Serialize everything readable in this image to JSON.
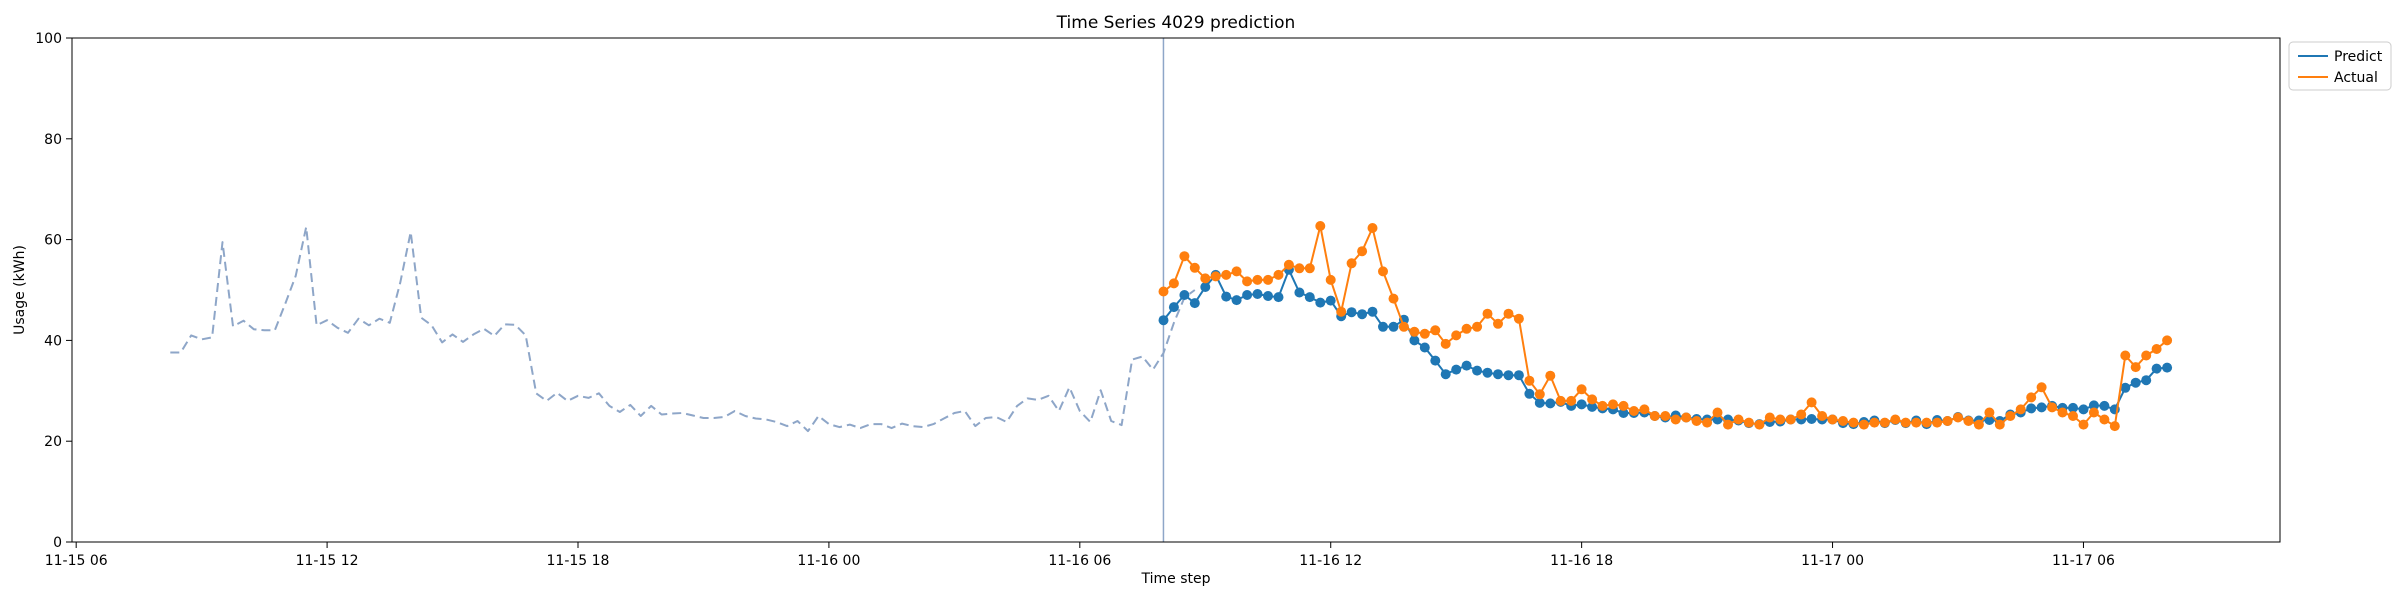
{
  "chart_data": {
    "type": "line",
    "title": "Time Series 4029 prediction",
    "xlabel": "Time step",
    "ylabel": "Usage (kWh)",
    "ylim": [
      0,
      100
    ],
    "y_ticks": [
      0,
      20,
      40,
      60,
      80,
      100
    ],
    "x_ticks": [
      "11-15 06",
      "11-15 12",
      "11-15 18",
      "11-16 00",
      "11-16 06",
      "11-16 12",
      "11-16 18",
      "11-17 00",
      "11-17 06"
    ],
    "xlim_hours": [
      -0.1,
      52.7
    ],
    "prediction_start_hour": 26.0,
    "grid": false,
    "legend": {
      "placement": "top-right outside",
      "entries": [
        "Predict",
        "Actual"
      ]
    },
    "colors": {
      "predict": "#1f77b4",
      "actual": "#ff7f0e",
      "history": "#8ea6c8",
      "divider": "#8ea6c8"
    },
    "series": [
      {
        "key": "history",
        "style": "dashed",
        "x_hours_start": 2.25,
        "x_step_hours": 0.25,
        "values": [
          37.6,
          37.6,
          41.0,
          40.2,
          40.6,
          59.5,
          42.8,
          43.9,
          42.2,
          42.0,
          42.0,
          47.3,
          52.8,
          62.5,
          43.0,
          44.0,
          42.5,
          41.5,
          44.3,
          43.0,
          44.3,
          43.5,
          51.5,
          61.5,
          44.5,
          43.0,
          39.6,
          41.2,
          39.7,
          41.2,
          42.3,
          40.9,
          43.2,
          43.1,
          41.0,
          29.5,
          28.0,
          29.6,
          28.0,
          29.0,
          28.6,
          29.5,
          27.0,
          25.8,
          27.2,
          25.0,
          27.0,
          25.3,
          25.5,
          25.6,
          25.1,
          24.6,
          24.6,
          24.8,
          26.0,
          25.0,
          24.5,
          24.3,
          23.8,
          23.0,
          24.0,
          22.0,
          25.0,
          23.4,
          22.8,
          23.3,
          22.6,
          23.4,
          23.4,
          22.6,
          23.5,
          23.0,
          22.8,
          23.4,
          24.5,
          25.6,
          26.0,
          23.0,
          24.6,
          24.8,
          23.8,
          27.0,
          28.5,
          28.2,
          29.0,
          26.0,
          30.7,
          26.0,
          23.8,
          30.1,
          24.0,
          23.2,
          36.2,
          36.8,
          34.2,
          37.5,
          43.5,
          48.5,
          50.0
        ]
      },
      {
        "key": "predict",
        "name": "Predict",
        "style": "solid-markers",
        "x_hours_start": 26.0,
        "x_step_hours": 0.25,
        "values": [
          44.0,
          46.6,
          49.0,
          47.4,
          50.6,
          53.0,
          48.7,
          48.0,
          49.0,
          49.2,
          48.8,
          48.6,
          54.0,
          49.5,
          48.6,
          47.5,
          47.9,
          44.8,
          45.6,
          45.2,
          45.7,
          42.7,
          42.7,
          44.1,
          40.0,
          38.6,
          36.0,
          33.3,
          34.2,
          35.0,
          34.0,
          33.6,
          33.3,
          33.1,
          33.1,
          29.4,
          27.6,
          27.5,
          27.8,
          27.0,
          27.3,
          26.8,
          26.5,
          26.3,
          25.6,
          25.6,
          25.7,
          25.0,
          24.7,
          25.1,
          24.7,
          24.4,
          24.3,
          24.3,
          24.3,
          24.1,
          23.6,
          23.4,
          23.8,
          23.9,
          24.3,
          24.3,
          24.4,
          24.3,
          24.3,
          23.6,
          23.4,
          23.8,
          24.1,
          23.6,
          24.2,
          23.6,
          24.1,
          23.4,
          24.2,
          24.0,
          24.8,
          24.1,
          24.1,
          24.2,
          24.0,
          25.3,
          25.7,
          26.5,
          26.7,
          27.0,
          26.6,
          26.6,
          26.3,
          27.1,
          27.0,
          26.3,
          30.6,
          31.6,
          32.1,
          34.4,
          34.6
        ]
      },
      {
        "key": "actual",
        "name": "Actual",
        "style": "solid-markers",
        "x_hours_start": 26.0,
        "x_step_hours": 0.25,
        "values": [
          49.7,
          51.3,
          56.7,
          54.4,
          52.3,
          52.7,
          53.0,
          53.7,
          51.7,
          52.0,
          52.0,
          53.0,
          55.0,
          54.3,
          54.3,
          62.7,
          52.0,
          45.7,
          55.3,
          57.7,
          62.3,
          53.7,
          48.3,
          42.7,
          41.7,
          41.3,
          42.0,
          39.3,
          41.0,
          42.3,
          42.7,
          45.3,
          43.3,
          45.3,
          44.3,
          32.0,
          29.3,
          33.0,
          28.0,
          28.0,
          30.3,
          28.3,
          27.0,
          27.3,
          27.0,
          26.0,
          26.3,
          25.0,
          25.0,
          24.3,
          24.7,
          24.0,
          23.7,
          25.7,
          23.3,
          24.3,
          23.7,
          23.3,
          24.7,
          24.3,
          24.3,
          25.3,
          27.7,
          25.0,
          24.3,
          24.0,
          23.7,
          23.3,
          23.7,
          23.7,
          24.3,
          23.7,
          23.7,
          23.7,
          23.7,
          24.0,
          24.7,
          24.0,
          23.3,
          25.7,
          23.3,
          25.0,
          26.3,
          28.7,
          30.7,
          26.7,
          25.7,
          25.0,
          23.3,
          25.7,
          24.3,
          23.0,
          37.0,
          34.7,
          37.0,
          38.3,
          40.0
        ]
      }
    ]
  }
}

..........

• [Task instructions]
Reproduce every record above exactly, omitting the pictures.

• [Full answer]
Serialize everything readable in this image to JSON.
{
  "chart_data": {
    "type": "line",
    "title": "Time Series 4029 prediction",
    "xlabel": "Time step",
    "ylabel": "Usage (kWh)",
    "ylim": [
      0,
      100
    ],
    "y_ticks": [
      0,
      20,
      40,
      60,
      80,
      100
    ],
    "x_ticks": [
      "11-15 06",
      "11-15 12",
      "11-15 18",
      "11-16 00",
      "11-16 06",
      "11-16 12",
      "11-16 18",
      "11-17 00",
      "11-17 06"
    ],
    "xlim_hours": [
      -0.1,
      52.7
    ],
    "prediction_start_hour": 26.0,
    "grid": false,
    "legend": {
      "placement": "top-right outside",
      "entries": [
        "Predict",
        "Actual"
      ]
    },
    "colors": {
      "predict": "#1f77b4",
      "actual": "#ff7f0e",
      "history": "#8ea6c8",
      "divider": "#8ea6c8"
    },
    "series": [
      {
        "key": "history",
        "style": "dashed",
        "x_hours_start": 2.25,
        "x_step_hours": 0.25,
        "values": [
          37.6,
          37.6,
          41.0,
          40.2,
          40.6,
          59.5,
          42.8,
          43.9,
          42.2,
          42.0,
          42.0,
          47.3,
          52.8,
          62.5,
          43.0,
          44.0,
          42.5,
          41.5,
          44.3,
          43.0,
          44.3,
          43.5,
          51.5,
          61.5,
          44.5,
          43.0,
          39.6,
          41.2,
          39.7,
          41.2,
          42.3,
          40.9,
          43.2,
          43.1,
          41.0,
          29.5,
          28.0,
          29.6,
          28.0,
          29.0,
          28.6,
          29.5,
          27.0,
          25.8,
          27.2,
          25.0,
          27.0,
          25.3,
          25.5,
          25.6,
          25.1,
          24.6,
          24.6,
          24.8,
          26.0,
          25.0,
          24.5,
          24.3,
          23.8,
          23.0,
          24.0,
          22.0,
          25.0,
          23.4,
          22.8,
          23.3,
          22.6,
          23.4,
          23.4,
          22.6,
          23.5,
          23.0,
          22.8,
          23.4,
          24.5,
          25.6,
          26.0,
          23.0,
          24.6,
          24.8,
          23.8,
          27.0,
          28.5,
          28.2,
          29.0,
          26.0,
          30.7,
          26.0,
          23.8,
          30.1,
          24.0,
          23.2,
          36.2,
          36.8,
          34.2,
          37.5,
          43.5,
          48.5,
          50.0
        ]
      },
      {
        "key": "predict",
        "name": "Predict",
        "style": "solid-markers",
        "x_hours_start": 26.0,
        "x_step_hours": 0.25,
        "values": [
          44.0,
          46.6,
          49.0,
          47.4,
          50.6,
          53.0,
          48.7,
          48.0,
          49.0,
          49.2,
          48.8,
          48.6,
          54.0,
          49.5,
          48.6,
          47.5,
          47.9,
          44.8,
          45.6,
          45.2,
          45.7,
          42.7,
          42.7,
          44.1,
          40.0,
          38.6,
          36.0,
          33.3,
          34.2,
          35.0,
          34.0,
          33.6,
          33.3,
          33.1,
          33.1,
          29.4,
          27.6,
          27.5,
          27.8,
          27.0,
          27.3,
          26.8,
          26.5,
          26.3,
          25.6,
          25.6,
          25.7,
          25.0,
          24.7,
          25.1,
          24.7,
          24.4,
          24.3,
          24.3,
          24.3,
          24.1,
          23.6,
          23.4,
          23.8,
          23.9,
          24.3,
          24.3,
          24.4,
          24.3,
          24.3,
          23.6,
          23.4,
          23.8,
          24.1,
          23.6,
          24.2,
          23.6,
          24.1,
          23.4,
          24.2,
          24.0,
          24.8,
          24.1,
          24.1,
          24.2,
          24.0,
          25.3,
          25.7,
          26.5,
          26.7,
          27.0,
          26.6,
          26.6,
          26.3,
          27.1,
          27.0,
          26.3,
          30.6,
          31.6,
          32.1,
          34.4,
          34.6
        ]
      },
      {
        "key": "actual",
        "name": "Actual",
        "style": "solid-markers",
        "x_hours_start": 26.0,
        "x_step_hours": 0.25,
        "values": [
          49.7,
          51.3,
          56.7,
          54.4,
          52.3,
          52.7,
          53.0,
          53.7,
          51.7,
          52.0,
          52.0,
          53.0,
          55.0,
          54.3,
          54.3,
          62.7,
          52.0,
          45.7,
          55.3,
          57.7,
          62.3,
          53.7,
          48.3,
          42.7,
          41.7,
          41.3,
          42.0,
          39.3,
          41.0,
          42.3,
          42.7,
          45.3,
          43.3,
          45.3,
          44.3,
          32.0,
          29.3,
          33.0,
          28.0,
          28.0,
          30.3,
          28.3,
          27.0,
          27.3,
          27.0,
          26.0,
          26.3,
          25.0,
          25.0,
          24.3,
          24.7,
          24.0,
          23.7,
          25.7,
          23.3,
          24.3,
          23.7,
          23.3,
          24.7,
          24.3,
          24.3,
          25.3,
          27.7,
          25.0,
          24.3,
          24.0,
          23.7,
          23.3,
          23.7,
          23.7,
          24.3,
          23.7,
          23.7,
          23.7,
          23.7,
          24.0,
          24.7,
          24.0,
          23.3,
          25.7,
          23.3,
          25.0,
          26.3,
          28.7,
          30.7,
          26.7,
          25.7,
          25.0,
          23.3,
          25.7,
          24.3,
          23.0,
          37.0,
          34.7,
          37.0,
          38.3,
          40.0
        ]
      }
    ]
  }
}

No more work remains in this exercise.